▶ _Request_: Count how many lines have the word "Misha" in them. Reply with that number by itself.

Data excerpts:

################

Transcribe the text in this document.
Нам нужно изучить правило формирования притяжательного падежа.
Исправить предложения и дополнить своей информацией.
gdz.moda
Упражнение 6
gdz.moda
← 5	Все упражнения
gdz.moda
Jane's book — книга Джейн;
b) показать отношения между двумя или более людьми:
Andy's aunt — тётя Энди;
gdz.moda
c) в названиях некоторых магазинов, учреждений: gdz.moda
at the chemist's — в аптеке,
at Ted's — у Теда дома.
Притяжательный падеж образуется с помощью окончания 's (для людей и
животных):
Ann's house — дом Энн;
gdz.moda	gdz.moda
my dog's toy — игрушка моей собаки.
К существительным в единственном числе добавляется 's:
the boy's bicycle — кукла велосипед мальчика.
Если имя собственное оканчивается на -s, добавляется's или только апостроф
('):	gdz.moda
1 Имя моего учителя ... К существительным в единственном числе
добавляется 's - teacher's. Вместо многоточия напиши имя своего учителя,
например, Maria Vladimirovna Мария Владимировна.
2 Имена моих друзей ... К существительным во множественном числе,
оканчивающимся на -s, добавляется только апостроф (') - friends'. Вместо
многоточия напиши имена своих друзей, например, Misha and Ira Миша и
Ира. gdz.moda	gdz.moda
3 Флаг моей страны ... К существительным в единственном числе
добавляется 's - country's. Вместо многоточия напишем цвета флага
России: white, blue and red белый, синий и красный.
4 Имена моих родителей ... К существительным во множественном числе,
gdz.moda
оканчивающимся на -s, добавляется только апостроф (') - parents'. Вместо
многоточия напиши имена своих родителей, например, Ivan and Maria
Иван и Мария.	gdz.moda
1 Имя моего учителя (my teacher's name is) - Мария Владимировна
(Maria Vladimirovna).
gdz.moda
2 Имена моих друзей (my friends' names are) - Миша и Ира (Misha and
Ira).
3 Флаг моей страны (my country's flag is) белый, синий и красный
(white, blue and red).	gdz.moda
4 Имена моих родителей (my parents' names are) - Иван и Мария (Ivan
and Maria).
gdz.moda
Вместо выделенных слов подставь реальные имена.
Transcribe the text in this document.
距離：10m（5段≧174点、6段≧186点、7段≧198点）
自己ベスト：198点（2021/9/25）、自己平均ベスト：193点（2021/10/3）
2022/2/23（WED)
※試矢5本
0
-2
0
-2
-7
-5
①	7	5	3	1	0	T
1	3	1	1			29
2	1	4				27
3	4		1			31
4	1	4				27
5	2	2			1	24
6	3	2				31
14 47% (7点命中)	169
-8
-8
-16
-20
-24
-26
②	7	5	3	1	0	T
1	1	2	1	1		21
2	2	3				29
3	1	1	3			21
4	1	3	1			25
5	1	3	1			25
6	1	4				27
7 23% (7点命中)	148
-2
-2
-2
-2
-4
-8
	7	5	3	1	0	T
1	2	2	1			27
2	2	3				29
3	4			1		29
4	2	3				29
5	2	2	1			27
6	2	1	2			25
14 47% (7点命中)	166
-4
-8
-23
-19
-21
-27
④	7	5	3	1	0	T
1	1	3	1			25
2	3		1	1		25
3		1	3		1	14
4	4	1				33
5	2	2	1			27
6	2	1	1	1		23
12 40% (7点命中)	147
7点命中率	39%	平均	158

################

▶ _Full answer_: 2